**Stated task**
Below are records; count the lines that contain "personal" and give only the total.

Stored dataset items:

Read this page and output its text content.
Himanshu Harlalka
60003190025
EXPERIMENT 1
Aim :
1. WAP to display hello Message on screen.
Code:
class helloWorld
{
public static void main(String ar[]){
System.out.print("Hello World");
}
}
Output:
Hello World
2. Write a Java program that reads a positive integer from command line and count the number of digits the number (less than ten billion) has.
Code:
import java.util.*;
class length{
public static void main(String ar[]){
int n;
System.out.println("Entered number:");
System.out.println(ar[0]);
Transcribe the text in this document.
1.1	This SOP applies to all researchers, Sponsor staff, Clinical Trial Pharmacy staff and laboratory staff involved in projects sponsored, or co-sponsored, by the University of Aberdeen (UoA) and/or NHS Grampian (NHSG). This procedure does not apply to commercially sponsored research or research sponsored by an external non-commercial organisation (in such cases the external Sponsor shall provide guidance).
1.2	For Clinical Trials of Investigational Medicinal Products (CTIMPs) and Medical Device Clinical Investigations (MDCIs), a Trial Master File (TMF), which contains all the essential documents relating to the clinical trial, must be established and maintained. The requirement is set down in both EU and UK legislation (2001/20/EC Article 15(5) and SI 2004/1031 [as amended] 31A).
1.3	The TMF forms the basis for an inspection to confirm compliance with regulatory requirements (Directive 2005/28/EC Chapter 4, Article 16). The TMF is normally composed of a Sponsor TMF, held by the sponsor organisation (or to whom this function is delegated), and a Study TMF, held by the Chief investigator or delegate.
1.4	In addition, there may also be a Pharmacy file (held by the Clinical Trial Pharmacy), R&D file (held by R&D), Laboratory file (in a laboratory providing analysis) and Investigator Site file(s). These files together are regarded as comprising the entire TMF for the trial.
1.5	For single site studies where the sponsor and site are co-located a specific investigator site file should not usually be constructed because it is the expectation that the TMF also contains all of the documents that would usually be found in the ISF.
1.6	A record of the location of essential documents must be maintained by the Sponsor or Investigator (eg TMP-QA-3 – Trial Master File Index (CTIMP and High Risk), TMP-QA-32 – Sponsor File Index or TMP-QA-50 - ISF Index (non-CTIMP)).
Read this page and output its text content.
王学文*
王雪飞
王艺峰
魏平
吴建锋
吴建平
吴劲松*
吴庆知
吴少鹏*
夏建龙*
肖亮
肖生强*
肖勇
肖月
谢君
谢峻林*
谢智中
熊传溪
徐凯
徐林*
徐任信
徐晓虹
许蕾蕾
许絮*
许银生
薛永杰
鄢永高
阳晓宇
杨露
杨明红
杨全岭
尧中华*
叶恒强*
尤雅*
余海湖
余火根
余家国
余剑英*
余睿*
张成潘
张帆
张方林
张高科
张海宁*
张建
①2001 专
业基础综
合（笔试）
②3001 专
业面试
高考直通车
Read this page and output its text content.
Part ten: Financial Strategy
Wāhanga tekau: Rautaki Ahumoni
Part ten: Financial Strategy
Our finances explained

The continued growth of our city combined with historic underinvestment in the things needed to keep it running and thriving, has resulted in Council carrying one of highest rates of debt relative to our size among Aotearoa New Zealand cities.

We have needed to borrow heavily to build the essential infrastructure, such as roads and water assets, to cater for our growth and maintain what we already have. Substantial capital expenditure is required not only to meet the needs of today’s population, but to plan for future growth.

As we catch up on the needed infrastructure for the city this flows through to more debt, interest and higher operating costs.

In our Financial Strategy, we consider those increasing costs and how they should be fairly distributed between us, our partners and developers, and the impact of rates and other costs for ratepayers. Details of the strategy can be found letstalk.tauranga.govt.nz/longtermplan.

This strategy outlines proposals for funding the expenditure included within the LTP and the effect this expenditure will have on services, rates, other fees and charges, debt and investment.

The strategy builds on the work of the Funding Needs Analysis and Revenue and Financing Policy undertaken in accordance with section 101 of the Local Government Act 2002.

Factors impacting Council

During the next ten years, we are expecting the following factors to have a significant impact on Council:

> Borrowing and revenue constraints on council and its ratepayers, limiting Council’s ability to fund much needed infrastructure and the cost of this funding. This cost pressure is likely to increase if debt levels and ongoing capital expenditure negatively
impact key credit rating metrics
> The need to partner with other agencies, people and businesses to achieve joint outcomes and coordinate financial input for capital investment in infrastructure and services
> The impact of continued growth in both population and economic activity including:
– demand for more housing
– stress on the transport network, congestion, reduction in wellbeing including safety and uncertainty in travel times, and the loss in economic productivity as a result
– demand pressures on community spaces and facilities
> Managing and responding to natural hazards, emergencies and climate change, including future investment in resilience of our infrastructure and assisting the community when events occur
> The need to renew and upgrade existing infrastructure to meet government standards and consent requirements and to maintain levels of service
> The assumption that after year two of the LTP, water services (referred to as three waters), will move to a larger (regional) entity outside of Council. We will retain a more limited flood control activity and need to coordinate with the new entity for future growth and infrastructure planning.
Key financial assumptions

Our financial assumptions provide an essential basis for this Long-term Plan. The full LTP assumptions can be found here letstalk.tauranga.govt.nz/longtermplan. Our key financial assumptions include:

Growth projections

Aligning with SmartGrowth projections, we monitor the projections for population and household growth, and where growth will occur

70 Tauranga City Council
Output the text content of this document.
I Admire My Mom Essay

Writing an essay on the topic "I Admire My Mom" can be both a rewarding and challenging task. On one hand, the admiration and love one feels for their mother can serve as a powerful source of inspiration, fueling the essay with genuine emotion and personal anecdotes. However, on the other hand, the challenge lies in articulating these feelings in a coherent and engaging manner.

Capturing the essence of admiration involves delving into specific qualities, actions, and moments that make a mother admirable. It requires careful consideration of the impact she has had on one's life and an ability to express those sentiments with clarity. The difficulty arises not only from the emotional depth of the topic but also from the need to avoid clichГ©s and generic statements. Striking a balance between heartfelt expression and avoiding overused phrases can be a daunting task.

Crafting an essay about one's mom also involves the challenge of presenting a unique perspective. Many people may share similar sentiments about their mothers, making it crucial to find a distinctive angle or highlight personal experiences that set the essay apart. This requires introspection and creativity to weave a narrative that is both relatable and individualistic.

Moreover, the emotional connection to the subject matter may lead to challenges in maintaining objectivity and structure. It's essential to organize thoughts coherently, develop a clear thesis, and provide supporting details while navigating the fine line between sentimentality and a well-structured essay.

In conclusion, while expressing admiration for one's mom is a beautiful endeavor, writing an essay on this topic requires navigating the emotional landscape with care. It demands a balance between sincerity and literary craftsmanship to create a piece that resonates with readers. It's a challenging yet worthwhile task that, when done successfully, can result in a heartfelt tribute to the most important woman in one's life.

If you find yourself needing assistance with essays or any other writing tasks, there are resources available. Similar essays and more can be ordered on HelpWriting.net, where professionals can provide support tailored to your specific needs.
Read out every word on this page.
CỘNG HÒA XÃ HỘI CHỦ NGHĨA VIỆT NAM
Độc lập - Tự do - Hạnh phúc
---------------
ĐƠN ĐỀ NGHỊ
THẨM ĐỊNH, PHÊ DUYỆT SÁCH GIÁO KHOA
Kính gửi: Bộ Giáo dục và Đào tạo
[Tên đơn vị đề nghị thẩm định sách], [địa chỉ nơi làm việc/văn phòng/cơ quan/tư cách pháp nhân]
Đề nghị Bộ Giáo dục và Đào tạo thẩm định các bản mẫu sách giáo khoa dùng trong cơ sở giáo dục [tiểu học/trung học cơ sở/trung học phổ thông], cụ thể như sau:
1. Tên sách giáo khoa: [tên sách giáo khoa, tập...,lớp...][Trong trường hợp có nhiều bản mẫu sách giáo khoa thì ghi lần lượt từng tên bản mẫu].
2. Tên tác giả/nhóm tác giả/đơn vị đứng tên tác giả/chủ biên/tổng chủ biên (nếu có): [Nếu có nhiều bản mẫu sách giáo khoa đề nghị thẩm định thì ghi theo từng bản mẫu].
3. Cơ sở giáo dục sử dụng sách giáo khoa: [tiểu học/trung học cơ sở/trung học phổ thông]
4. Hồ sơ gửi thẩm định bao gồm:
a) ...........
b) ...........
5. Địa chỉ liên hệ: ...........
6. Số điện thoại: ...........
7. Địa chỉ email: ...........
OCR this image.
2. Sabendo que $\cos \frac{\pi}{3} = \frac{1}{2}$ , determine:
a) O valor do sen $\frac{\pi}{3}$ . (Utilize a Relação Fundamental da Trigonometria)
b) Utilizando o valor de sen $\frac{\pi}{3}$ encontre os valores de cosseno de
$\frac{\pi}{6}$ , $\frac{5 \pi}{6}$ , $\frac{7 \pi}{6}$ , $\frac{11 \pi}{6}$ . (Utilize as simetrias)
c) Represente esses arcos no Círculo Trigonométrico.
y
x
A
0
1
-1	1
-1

**Correct response**
2